** Exercise aim **
Scan the lines below for the word "Serum". Copy each line you find it in.

** Records shown **
* * * * *
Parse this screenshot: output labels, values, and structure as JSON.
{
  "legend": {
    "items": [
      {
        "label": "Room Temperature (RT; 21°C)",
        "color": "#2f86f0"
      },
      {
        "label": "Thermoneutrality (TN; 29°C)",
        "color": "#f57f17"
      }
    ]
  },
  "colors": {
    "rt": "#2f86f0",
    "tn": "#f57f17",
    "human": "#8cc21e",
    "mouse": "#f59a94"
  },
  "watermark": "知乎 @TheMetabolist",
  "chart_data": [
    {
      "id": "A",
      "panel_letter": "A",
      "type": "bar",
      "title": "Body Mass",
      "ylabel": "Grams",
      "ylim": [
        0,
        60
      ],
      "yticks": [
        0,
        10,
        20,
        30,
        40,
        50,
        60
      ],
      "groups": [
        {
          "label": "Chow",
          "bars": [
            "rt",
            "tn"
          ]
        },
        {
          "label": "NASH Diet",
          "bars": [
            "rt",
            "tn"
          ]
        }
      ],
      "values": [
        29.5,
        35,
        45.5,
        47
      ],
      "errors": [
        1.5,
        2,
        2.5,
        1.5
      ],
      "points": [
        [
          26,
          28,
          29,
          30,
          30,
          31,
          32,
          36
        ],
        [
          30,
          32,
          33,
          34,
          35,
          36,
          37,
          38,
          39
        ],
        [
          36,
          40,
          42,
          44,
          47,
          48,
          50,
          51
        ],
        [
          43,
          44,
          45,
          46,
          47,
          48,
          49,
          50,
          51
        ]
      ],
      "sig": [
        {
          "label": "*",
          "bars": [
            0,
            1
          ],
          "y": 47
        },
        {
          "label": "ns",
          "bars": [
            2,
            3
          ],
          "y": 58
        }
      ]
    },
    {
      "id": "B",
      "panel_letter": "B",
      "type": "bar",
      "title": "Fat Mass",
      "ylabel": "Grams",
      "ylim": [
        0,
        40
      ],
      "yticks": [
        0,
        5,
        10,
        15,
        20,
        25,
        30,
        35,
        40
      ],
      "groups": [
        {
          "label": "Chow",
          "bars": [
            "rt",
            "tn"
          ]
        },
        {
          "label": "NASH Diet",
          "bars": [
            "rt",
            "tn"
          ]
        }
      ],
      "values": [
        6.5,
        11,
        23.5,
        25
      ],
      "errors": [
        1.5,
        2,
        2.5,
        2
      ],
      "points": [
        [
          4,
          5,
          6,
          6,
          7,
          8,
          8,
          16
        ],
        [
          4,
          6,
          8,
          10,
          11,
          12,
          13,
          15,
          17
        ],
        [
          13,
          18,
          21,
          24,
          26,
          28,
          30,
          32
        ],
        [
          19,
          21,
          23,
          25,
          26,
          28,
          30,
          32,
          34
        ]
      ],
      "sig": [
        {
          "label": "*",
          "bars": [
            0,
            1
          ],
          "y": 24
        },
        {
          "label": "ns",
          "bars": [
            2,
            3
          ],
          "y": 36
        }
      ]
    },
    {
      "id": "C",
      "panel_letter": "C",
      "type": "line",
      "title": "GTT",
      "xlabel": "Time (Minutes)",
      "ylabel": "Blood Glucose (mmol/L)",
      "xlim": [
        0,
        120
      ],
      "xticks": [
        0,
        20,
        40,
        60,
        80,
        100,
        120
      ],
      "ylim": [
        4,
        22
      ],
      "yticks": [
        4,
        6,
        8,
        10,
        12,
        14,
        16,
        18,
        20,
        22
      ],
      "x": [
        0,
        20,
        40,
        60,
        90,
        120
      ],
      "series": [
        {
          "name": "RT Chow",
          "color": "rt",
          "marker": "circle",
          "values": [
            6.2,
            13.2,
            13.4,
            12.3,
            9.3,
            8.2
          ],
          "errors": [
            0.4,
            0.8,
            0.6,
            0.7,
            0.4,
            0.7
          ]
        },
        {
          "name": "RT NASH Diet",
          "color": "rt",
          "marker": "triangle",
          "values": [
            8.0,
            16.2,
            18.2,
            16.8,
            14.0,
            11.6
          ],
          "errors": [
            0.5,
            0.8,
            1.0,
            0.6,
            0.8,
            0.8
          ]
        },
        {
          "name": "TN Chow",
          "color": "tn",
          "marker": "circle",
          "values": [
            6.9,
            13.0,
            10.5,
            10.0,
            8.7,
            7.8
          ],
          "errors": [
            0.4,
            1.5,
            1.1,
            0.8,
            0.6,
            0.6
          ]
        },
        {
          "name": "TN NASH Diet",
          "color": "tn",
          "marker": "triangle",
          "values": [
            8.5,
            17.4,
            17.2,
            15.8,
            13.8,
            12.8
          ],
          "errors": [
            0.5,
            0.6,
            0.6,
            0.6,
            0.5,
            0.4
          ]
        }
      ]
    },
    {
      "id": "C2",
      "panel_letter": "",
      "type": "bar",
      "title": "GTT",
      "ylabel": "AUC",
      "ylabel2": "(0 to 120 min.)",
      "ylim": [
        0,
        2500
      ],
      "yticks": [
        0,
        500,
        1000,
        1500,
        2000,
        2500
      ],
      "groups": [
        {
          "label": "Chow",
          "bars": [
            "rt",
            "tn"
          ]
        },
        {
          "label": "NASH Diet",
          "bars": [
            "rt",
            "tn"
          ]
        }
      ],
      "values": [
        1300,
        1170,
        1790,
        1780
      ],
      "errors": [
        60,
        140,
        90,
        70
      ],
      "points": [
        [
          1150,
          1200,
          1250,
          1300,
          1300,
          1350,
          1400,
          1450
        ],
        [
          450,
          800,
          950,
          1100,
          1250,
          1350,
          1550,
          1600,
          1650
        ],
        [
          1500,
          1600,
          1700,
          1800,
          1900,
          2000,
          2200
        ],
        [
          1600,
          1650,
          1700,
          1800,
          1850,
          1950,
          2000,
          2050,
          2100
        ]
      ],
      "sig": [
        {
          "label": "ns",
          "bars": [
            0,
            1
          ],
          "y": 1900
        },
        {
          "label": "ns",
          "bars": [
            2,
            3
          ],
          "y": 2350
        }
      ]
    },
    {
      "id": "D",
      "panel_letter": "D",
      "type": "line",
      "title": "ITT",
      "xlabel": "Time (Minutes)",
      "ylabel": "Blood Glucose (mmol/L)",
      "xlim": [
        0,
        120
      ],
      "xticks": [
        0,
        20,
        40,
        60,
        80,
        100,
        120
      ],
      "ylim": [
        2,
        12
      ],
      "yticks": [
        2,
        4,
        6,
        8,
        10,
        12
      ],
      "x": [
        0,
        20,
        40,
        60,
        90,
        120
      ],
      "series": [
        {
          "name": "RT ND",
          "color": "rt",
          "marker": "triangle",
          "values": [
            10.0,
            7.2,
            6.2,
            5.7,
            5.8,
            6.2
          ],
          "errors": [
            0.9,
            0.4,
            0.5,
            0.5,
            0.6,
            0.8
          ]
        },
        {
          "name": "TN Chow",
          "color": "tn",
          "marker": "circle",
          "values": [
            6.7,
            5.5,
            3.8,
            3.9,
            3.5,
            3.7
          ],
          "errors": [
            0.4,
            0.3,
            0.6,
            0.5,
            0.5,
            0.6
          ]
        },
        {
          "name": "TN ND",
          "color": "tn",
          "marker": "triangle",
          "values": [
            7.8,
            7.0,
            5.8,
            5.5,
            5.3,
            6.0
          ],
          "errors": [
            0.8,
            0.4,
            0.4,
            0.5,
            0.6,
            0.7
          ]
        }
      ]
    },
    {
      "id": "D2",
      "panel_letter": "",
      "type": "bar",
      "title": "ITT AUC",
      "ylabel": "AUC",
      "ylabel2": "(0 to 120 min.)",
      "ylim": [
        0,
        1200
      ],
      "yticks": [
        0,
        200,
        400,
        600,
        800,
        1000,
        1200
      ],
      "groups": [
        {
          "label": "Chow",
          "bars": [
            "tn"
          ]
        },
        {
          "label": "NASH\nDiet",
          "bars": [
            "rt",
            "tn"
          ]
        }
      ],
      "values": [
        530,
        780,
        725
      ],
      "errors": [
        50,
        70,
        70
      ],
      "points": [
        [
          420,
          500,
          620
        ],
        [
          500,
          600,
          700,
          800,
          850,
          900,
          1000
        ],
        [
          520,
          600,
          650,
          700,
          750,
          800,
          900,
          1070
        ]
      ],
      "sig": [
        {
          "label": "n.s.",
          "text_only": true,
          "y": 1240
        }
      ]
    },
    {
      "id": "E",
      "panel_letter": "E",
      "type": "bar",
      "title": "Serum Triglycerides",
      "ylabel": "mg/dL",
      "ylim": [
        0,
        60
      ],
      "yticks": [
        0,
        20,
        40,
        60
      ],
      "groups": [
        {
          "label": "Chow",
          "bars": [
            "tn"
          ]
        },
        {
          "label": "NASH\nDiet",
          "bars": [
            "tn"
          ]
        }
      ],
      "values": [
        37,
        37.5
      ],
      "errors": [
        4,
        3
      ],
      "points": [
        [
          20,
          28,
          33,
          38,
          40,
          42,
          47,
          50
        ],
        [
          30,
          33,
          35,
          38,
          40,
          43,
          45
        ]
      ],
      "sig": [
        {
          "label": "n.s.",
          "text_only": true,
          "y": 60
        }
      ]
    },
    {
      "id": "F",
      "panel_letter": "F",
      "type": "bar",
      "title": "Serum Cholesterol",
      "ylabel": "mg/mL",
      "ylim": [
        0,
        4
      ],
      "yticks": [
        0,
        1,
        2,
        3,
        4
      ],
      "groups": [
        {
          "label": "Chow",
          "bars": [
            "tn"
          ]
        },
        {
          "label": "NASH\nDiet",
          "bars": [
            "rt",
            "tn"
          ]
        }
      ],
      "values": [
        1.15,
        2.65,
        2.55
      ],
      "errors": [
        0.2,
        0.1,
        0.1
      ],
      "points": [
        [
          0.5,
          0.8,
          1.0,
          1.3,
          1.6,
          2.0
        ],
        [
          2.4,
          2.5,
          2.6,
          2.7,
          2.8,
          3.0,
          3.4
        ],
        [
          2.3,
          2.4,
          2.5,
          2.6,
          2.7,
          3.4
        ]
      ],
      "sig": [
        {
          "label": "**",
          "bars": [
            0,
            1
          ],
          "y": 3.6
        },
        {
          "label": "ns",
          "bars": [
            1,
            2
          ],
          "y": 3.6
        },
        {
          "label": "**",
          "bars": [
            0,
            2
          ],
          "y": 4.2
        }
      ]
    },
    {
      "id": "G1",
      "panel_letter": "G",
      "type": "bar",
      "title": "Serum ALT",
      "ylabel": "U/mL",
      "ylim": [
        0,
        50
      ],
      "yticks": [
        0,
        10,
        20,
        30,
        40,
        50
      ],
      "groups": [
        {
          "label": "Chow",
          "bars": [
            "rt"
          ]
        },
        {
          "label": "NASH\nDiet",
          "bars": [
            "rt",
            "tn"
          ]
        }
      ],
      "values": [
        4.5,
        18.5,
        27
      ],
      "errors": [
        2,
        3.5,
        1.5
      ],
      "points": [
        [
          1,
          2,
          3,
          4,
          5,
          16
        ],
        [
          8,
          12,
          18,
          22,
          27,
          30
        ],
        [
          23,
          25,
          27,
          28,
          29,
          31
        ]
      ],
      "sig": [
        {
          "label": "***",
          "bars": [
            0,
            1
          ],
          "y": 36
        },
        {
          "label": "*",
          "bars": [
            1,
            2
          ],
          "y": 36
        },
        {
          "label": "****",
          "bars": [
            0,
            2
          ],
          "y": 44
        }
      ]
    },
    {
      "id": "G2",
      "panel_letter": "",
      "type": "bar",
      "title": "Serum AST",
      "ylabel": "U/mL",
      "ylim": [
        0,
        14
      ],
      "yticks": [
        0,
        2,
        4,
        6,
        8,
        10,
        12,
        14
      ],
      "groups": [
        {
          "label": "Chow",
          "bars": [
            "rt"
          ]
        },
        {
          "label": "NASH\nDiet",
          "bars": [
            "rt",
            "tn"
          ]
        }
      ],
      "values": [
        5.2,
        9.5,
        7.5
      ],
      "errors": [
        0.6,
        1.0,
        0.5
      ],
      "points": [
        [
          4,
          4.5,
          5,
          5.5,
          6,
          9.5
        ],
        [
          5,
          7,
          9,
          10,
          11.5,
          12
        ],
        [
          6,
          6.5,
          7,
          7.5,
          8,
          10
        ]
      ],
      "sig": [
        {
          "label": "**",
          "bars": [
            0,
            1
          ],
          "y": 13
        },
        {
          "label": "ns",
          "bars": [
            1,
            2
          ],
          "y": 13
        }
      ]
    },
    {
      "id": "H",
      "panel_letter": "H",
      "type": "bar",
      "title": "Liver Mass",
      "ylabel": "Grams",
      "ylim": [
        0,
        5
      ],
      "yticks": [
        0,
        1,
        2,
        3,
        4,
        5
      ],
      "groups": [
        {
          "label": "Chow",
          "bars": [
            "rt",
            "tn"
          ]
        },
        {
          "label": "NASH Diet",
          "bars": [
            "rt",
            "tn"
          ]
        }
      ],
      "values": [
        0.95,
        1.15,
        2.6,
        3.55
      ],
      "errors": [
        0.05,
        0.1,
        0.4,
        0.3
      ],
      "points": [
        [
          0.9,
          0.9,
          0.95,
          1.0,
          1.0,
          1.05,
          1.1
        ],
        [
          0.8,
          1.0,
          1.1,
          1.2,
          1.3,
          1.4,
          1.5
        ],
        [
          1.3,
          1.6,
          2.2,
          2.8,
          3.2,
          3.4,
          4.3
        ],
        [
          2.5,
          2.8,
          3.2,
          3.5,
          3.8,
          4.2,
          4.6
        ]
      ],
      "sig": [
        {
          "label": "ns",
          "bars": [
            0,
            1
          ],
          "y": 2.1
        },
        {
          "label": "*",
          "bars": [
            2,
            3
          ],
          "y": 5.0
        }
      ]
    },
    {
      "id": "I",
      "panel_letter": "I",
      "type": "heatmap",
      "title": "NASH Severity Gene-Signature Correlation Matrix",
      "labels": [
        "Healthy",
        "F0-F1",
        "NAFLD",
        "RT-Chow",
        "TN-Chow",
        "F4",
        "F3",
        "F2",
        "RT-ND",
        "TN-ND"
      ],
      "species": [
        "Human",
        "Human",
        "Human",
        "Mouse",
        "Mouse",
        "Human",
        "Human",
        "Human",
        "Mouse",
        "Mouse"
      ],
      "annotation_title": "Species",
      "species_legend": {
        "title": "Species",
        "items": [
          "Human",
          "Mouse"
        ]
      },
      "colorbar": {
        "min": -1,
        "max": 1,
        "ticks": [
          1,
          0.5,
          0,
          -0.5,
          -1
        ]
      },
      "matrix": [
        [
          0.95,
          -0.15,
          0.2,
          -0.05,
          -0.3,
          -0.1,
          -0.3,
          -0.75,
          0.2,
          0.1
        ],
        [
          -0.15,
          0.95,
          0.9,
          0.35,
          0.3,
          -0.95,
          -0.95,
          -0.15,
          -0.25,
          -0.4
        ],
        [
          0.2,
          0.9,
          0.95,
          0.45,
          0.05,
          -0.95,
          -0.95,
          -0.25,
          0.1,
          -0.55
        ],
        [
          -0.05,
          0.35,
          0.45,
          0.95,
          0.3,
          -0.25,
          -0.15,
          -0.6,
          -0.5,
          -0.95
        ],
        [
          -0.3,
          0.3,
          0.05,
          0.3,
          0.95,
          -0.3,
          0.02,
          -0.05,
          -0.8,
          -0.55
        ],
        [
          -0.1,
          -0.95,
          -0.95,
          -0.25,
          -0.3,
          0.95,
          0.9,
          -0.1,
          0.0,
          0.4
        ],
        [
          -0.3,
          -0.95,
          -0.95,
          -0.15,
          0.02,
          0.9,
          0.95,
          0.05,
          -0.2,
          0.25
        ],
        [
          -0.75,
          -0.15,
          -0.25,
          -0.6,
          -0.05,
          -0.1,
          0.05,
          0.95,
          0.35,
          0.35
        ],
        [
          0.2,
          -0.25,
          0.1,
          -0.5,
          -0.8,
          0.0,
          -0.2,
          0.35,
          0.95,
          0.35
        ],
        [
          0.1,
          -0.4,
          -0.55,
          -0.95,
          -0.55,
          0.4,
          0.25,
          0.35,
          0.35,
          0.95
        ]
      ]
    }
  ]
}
* * * * *
** Final answer **
      "title": "Serum Triglycerides",
      "title": "Serum Cholesterol",
      "title": "Serum ALT",
      "title": "Serum AST",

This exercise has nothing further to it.